§ **Task details**
Return all lines with the word "barcha" in them.

==== Supplied material ====

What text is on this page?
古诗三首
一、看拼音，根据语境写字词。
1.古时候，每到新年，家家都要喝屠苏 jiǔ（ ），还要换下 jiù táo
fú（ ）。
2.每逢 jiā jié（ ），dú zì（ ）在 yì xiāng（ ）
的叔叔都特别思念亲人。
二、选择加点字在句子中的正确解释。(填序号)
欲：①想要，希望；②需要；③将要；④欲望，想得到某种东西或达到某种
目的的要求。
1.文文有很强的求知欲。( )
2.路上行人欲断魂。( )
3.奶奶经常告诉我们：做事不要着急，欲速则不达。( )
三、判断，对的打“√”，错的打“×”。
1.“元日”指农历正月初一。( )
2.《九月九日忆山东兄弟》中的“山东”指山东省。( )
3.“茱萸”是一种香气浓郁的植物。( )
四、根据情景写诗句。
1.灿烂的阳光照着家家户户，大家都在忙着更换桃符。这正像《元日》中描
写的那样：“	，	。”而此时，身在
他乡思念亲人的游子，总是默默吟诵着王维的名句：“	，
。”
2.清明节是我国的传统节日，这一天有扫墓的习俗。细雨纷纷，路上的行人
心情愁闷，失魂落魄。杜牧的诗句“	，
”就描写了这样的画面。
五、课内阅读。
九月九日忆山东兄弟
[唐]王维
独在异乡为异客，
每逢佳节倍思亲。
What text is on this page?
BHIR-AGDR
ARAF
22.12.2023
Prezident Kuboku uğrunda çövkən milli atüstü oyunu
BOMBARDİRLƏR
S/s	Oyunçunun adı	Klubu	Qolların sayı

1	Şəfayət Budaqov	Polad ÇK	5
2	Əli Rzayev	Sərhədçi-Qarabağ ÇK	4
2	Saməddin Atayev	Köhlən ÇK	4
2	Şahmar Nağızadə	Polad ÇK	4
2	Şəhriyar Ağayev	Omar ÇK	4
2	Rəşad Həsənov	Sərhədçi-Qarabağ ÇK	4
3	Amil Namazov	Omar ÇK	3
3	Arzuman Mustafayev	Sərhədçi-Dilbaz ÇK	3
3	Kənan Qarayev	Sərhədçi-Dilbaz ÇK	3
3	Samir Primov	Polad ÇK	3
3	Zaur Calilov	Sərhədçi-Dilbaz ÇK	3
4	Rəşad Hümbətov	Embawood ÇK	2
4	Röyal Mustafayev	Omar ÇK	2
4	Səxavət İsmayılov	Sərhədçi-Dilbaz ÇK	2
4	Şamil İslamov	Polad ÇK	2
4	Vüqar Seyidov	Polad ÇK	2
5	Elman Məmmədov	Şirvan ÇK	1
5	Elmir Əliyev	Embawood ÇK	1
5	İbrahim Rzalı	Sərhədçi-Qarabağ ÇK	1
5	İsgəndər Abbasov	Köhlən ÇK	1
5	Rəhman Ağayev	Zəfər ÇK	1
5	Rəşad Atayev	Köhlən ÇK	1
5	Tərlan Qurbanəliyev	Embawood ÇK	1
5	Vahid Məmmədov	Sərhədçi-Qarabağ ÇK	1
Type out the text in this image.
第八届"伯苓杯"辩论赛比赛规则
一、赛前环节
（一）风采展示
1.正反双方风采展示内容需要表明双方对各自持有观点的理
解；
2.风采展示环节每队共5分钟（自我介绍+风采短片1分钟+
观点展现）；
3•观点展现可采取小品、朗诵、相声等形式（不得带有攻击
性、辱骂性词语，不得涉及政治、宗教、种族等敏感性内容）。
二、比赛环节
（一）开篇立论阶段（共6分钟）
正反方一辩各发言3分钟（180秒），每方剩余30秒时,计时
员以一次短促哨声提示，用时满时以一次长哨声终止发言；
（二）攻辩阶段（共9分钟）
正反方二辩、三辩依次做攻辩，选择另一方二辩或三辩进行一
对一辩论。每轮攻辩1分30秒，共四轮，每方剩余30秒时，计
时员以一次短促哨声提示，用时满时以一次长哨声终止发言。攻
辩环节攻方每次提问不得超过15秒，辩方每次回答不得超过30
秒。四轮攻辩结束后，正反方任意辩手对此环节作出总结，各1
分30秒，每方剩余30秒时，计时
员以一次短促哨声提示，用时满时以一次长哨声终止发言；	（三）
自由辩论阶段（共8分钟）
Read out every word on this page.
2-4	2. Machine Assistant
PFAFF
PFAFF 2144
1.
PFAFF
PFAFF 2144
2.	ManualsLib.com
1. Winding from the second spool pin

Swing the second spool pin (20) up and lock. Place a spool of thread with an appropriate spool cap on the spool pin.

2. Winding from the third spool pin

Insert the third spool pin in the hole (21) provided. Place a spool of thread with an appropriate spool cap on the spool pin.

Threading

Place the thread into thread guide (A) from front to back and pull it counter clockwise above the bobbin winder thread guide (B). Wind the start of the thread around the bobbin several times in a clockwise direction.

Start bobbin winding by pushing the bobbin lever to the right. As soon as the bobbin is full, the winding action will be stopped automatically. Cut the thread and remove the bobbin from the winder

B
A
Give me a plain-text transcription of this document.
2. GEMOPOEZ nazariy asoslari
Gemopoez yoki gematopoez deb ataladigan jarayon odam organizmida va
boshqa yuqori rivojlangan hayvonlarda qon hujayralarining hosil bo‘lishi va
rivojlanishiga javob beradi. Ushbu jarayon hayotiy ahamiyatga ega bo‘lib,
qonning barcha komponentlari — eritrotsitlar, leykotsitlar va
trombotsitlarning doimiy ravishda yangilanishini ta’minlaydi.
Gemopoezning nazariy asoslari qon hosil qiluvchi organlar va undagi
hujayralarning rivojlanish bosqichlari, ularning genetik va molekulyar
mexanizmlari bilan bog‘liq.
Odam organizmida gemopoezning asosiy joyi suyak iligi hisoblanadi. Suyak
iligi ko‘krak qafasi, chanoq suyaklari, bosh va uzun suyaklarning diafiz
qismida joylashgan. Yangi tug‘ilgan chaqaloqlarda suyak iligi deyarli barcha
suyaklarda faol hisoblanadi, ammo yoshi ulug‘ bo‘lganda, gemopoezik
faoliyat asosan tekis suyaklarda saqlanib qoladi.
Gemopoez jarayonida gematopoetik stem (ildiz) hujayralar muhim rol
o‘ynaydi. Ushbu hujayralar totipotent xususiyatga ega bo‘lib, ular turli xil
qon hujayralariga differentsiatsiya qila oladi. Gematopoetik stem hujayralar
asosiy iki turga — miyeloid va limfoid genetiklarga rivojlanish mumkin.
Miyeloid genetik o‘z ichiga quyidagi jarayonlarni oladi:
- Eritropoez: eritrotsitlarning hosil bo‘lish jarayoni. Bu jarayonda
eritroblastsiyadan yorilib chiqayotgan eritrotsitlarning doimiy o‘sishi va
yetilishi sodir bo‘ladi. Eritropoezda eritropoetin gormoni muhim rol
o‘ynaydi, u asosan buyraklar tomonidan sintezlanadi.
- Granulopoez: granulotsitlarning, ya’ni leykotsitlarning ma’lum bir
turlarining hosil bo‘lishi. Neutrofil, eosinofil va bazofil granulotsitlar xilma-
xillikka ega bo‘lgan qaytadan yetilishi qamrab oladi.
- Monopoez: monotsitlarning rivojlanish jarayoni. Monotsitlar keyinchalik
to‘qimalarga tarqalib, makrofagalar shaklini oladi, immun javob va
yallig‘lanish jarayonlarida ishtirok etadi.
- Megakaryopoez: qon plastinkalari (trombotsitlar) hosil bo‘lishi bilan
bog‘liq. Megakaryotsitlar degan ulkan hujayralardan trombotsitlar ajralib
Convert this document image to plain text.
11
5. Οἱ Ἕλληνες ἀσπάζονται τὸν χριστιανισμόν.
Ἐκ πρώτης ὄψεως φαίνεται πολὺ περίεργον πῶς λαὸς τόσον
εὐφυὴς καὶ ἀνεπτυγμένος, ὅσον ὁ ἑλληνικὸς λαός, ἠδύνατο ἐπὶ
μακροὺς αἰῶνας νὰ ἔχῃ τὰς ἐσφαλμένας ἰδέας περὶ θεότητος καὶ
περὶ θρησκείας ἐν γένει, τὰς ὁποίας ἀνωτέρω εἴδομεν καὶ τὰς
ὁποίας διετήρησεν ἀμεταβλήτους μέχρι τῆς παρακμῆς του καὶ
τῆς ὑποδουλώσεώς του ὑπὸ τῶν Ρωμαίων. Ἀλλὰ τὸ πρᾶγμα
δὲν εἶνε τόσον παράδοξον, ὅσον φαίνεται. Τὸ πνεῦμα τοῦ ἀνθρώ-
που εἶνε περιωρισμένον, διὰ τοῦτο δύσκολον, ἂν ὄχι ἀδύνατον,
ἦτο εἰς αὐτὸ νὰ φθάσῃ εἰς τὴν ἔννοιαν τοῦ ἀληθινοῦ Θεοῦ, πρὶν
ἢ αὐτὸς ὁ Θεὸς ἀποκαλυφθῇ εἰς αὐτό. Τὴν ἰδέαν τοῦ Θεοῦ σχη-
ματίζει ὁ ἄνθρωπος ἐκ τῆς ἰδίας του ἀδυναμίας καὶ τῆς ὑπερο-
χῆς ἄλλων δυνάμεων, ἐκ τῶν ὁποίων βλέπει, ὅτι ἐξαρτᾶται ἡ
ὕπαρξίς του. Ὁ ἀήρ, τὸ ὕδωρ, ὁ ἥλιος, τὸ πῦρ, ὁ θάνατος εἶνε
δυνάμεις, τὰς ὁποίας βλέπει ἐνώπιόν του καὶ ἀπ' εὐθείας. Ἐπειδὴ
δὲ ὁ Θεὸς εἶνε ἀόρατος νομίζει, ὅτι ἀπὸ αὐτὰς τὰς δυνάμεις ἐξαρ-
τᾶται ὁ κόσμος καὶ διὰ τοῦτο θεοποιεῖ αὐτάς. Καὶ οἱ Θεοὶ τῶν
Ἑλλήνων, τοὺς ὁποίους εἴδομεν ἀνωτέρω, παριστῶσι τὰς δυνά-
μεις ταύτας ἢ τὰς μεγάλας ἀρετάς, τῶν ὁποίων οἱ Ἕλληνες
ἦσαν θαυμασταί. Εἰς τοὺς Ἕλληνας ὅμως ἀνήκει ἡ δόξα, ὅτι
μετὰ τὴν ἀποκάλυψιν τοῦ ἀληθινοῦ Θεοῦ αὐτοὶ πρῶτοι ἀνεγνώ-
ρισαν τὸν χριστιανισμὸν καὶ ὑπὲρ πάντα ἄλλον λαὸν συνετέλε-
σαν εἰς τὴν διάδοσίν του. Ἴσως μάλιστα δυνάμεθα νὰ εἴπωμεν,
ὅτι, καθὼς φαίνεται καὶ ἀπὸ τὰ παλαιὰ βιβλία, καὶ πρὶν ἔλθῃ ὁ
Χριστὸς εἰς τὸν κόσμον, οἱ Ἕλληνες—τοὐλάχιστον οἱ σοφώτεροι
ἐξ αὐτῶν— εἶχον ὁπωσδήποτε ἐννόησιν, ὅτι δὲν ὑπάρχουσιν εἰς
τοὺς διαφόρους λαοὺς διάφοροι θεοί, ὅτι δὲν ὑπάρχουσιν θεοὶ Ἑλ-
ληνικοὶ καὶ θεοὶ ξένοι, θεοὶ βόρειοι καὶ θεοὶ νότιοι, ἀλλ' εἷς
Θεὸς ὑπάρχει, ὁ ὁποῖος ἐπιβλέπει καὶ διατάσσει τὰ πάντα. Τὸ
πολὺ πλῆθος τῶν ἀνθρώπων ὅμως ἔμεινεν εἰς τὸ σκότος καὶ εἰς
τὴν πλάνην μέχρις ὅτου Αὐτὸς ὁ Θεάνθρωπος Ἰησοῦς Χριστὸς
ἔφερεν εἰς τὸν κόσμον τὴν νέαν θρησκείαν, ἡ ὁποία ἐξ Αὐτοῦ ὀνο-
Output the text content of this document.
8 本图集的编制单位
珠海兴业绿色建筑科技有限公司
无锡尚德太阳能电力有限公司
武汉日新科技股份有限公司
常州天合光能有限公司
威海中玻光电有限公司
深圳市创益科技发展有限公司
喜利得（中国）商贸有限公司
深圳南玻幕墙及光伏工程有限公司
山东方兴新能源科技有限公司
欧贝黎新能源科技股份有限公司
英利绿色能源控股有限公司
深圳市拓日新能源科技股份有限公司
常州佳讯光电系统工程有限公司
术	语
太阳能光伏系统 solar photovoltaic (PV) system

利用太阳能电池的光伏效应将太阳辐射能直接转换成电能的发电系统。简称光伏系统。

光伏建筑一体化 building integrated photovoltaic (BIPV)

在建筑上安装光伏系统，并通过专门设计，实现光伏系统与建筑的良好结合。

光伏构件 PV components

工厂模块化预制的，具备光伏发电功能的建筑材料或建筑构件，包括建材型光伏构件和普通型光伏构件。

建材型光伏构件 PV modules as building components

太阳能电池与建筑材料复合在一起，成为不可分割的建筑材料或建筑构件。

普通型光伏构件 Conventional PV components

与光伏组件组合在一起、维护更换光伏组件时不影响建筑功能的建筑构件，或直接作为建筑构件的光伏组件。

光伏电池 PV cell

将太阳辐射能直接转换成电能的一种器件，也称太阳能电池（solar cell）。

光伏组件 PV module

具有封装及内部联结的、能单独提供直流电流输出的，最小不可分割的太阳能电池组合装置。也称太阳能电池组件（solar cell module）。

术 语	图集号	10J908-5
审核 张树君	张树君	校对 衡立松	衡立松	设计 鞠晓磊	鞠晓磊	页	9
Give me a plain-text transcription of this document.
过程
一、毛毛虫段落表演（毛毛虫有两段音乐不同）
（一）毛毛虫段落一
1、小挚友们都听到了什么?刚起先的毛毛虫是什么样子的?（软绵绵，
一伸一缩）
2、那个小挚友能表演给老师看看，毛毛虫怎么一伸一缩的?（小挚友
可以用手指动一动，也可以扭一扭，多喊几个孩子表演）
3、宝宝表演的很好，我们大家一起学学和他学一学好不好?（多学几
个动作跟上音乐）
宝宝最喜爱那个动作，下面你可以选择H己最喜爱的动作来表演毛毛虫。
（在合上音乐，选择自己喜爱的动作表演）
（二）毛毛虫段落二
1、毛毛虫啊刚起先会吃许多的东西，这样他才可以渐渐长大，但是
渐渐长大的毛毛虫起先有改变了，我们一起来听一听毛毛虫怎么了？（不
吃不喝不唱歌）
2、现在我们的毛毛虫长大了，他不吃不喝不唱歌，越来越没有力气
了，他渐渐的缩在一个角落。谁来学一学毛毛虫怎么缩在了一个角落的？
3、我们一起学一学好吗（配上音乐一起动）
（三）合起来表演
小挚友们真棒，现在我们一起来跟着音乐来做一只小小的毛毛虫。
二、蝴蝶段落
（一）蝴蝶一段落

====

§ **Answer to this problem**
qonning barcha komponentlari — eritrotsitlar, leykotsitlar va
qismida joylashgan. Yangi tug‘ilgan chaqaloqlarda suyak iligi deyarli barcha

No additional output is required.